--- WHAT THE EXERCISE ASKS ---
Report how many lines below contain the word "Administrator", and give only that number.
*** THE INPUT
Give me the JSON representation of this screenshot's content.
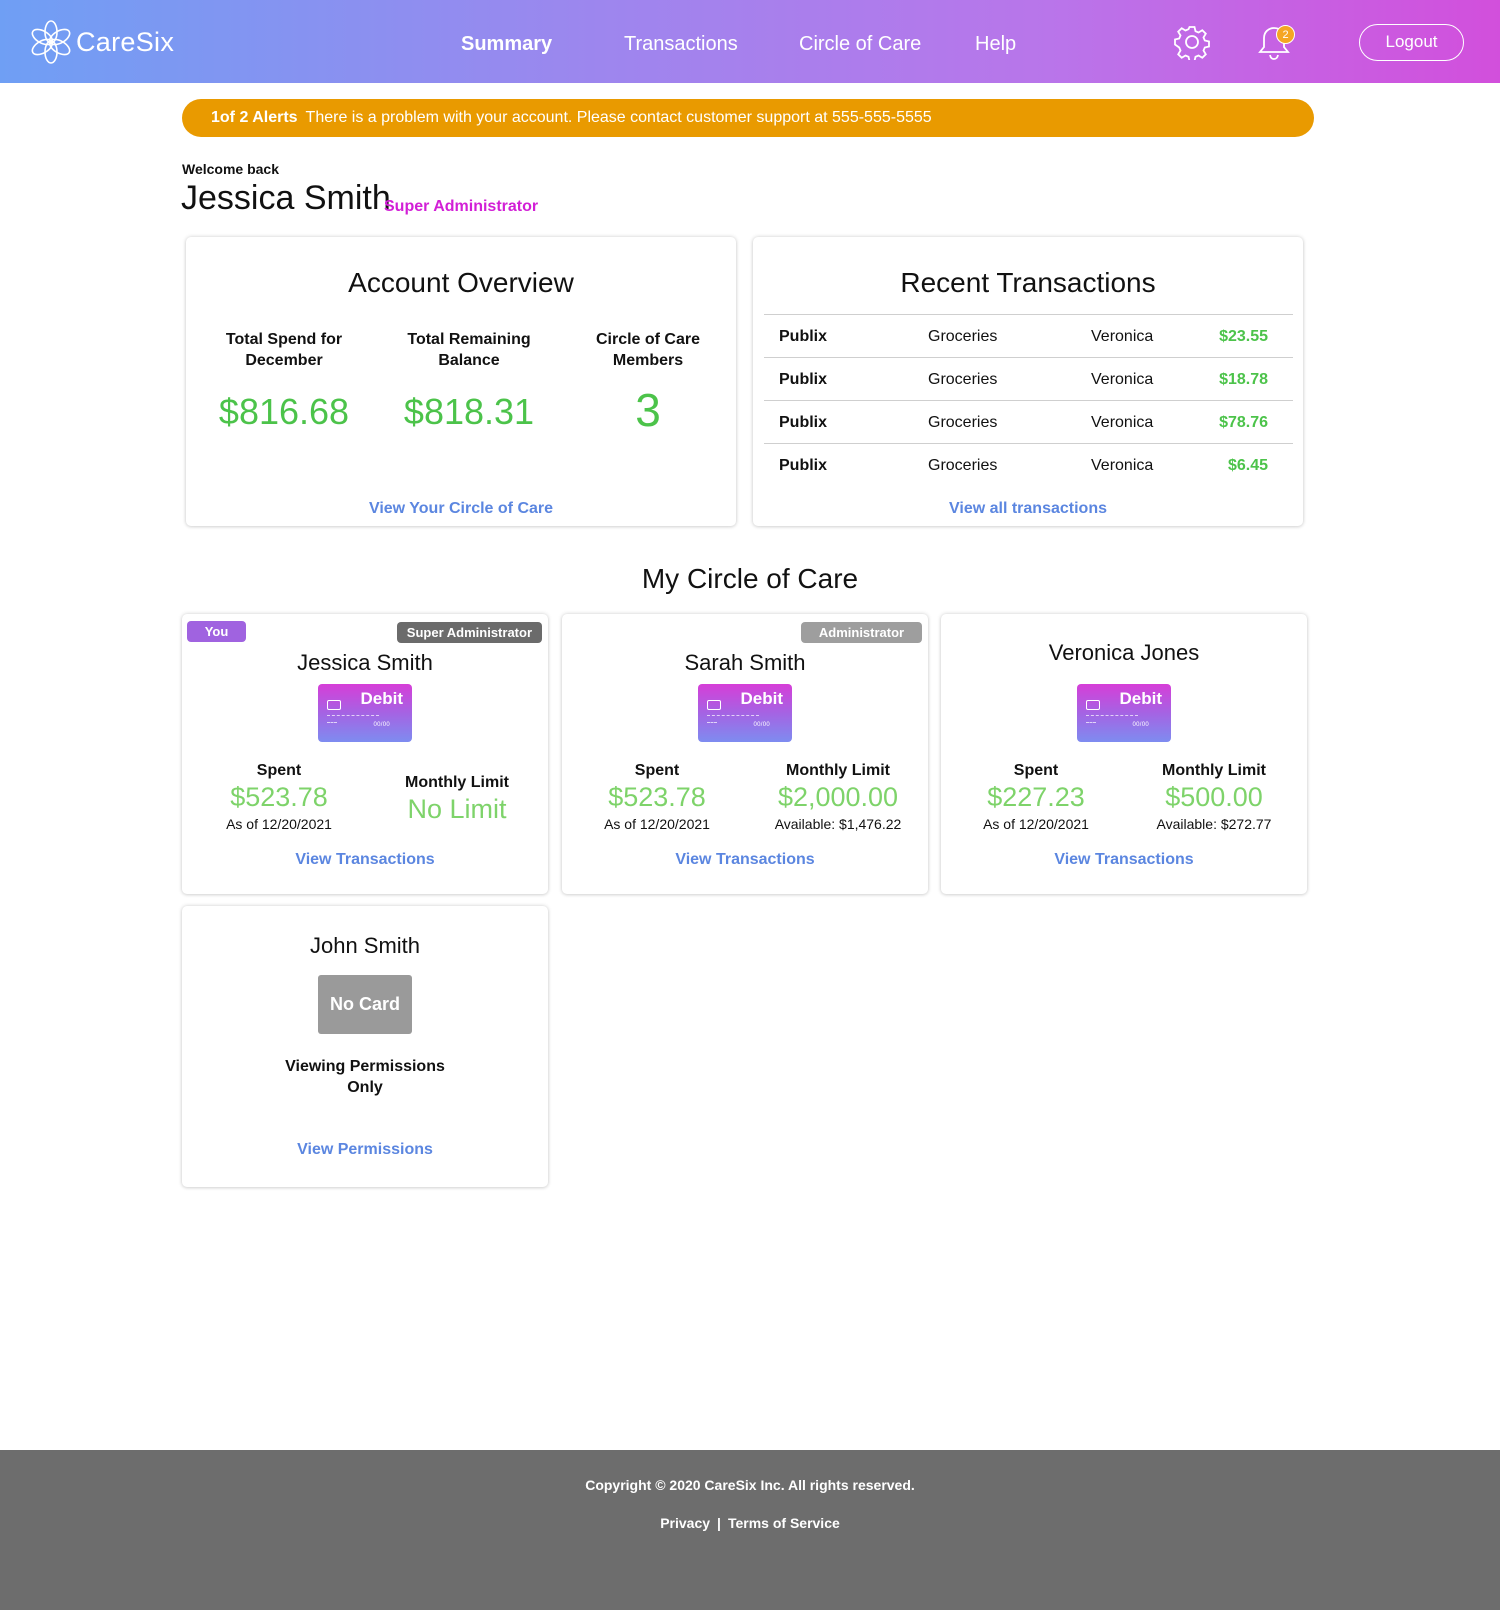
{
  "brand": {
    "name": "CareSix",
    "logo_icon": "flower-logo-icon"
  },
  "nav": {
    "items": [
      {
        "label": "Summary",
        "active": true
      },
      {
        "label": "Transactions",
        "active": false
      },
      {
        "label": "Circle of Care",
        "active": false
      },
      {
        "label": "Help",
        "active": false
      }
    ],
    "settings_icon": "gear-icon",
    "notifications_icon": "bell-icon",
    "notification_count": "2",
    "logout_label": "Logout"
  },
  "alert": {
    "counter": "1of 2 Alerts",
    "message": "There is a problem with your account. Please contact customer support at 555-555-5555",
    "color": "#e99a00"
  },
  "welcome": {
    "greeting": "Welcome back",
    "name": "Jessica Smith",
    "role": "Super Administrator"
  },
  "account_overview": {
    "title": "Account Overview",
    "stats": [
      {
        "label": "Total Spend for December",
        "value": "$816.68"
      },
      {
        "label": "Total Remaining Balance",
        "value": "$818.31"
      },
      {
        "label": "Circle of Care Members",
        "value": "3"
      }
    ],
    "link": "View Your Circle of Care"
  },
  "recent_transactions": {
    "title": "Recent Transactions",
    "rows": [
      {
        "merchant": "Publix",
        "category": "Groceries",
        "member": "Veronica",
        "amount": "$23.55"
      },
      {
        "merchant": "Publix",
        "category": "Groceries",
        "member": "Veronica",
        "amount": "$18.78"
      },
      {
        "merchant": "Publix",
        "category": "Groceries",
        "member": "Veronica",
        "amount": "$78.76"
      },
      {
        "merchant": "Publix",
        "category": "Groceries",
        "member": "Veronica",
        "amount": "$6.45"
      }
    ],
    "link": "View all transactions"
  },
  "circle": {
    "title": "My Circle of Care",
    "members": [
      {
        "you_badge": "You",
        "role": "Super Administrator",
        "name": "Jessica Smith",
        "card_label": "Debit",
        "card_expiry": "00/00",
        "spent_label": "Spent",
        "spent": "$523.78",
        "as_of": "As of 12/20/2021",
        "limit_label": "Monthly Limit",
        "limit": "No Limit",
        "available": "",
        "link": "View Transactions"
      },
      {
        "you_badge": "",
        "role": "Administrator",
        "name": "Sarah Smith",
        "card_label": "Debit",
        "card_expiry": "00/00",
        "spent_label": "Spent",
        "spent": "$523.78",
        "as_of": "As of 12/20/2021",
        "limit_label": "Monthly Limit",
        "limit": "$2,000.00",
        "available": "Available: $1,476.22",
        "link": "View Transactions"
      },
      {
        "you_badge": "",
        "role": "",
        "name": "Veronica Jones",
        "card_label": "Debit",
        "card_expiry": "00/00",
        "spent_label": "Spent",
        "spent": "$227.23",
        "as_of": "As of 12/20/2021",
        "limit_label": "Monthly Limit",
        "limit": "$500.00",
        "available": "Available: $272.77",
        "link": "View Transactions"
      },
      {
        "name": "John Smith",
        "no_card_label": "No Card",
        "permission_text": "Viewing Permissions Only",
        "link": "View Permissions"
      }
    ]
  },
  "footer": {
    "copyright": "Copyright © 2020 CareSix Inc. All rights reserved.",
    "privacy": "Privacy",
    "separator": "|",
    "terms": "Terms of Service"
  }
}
******
--- CORRECT ANSWER ---
3